— start Data for this exercise —

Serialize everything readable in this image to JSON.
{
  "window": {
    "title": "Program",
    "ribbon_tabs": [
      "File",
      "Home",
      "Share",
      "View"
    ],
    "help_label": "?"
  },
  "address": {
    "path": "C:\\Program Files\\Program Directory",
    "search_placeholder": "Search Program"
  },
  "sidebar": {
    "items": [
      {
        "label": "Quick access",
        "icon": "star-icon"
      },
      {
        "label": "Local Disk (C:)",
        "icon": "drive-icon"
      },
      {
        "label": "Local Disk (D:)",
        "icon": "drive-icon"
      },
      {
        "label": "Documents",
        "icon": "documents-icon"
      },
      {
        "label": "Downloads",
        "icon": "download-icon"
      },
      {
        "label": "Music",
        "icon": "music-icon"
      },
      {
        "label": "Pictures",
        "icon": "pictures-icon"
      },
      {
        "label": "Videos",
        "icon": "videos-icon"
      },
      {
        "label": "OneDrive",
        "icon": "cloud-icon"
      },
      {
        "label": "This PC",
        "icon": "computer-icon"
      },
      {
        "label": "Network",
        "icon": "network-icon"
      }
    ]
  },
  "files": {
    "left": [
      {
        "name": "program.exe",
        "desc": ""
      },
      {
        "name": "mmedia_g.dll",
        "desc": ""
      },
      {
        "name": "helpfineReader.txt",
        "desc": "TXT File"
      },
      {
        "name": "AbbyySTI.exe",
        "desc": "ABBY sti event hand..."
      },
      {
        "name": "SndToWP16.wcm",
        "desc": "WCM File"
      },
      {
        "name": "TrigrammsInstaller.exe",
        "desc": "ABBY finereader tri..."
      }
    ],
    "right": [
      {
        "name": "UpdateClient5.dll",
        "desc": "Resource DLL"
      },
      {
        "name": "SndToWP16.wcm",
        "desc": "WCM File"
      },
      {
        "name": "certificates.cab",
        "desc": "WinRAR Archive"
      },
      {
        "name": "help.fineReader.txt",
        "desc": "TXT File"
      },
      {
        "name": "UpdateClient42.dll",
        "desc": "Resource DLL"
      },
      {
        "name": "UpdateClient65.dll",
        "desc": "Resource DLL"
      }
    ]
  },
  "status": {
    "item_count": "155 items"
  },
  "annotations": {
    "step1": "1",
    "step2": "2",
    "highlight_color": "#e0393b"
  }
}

— end Data for this exercise —

* [What to do] Return all of the data precisely as it appears.

* [Written answer]
Serialize everything readable in this image to JSON.
{
  "window": {
    "title": "Program",
    "ribbon_tabs": [
      "File",
      "Home",
      "Share",
      "View"
    ],
    "help_label": "?"
  },
  "address": {
    "path": "C:\\Program Files\\Program Directory",
    "search_placeholder": "Search Program"
  },
  "sidebar": {
    "items": [
      {
        "label": "Quick access",
        "icon": "star-icon"
      },
      {
        "label": "Local Disk (C:)",
        "icon": "drive-icon"
      },
      {
        "label": "Local Disk (D:)",
        "icon": "drive-icon"
      },
      {
        "label": "Documents",
        "icon": "documents-icon"
      },
      {
        "label": "Downloads",
        "icon": "download-icon"
      },
      {
        "label": "Music",
        "icon": "music-icon"
      },
      {
        "label": "Pictures",
        "icon": "pictures-icon"
      },
      {
        "label": "Videos",
        "icon": "videos-icon"
      },
      {
        "label": "OneDrive",
        "icon": "cloud-icon"
      },
      {
        "label": "This PC",
        "icon": "computer-icon"
      },
      {
        "label": "Network",
        "icon": "network-icon"
      }
    ]
  },
  "files": {
    "left": [
      {
        "name": "program.exe",
        "desc": ""
      },
      {
        "name": "mmedia_g.dll",
        "desc": ""
      },
      {
        "name": "helpfineReader.txt",
        "desc": "TXT File"
      },
      {
        "name": "AbbyySTI.exe",
        "desc": "ABBY sti event hand..."
      },
      {
        "name": "SndToWP16.wcm",
        "desc": "WCM File"
      },
      {
        "name": "TrigrammsInstaller.exe",
        "desc": "ABBY finereader tri..."
      }
    ],
    "right": [
      {
        "name": "UpdateClient5.dll",
        "desc": "Resource DLL"
      },
      {
        "name": "SndToWP16.wcm",
        "desc": "WCM File"
      },
      {
        "name": "certificates.cab",
        "desc": "WinRAR Archive"
      },
      {
        "name": "help.fineReader.txt",
        "desc": "TXT File"
      },
      {
        "name": "UpdateClient42.dll",
        "desc": "Resource DLL"
      },
      {
        "name": "UpdateClient65.dll",
        "desc": "Resource DLL"
      }
    ]
  },
  "status": {
    "item_count": "155 items"
  },
  "annotations": {
    "step1": "1",
    "step2": "2",
    "highlight_color": "#e0393b"
  }
}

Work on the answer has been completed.